## Start

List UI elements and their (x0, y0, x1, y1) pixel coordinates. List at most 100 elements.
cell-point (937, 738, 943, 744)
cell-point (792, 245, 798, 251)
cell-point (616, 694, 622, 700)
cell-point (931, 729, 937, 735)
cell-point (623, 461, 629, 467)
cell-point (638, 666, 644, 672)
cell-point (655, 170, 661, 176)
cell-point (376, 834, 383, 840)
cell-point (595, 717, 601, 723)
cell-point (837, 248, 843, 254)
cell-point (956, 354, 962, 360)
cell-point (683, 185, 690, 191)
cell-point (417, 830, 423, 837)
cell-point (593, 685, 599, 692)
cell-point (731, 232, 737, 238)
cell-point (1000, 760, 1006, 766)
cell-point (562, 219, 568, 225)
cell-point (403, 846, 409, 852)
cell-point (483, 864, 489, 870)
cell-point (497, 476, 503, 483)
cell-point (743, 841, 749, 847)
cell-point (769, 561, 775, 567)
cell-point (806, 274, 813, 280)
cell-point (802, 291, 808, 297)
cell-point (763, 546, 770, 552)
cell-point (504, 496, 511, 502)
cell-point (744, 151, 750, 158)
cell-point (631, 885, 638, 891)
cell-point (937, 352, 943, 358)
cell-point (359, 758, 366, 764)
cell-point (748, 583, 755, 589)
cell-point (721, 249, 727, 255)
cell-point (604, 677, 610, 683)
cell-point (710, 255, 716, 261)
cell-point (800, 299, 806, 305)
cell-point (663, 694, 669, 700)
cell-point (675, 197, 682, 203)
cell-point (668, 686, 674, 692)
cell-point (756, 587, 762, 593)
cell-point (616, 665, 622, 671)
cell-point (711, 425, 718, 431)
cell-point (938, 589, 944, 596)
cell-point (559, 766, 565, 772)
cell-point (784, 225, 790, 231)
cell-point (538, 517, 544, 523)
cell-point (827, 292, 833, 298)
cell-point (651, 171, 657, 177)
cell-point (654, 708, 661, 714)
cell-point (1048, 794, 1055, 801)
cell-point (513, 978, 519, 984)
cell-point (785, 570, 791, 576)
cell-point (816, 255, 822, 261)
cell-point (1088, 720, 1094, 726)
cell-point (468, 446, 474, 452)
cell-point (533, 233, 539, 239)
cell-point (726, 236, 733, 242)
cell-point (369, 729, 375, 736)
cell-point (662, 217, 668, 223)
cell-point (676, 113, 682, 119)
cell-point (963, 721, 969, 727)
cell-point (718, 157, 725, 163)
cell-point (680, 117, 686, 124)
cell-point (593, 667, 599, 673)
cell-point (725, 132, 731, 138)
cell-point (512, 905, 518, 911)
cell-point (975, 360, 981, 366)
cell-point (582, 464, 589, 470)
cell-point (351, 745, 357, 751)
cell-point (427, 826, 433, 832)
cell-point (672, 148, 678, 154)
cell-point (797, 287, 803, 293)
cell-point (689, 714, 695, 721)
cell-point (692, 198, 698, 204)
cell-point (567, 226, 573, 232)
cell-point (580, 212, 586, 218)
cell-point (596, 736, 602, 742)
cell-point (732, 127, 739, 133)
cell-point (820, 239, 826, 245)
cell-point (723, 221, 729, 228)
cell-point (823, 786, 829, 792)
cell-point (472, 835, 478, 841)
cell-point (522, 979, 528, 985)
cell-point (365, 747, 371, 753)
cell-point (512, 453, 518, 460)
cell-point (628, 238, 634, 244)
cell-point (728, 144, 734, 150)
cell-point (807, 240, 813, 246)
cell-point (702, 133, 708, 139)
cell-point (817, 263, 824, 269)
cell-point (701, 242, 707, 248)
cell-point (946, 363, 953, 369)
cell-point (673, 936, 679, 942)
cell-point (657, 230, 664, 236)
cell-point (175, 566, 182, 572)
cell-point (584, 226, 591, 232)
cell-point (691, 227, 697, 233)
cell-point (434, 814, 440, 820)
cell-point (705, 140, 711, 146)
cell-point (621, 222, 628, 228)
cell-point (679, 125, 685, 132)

## End

What the task asks —
Count the lines in the records above that contain the word "List". Reply with only the number.

Written response —
1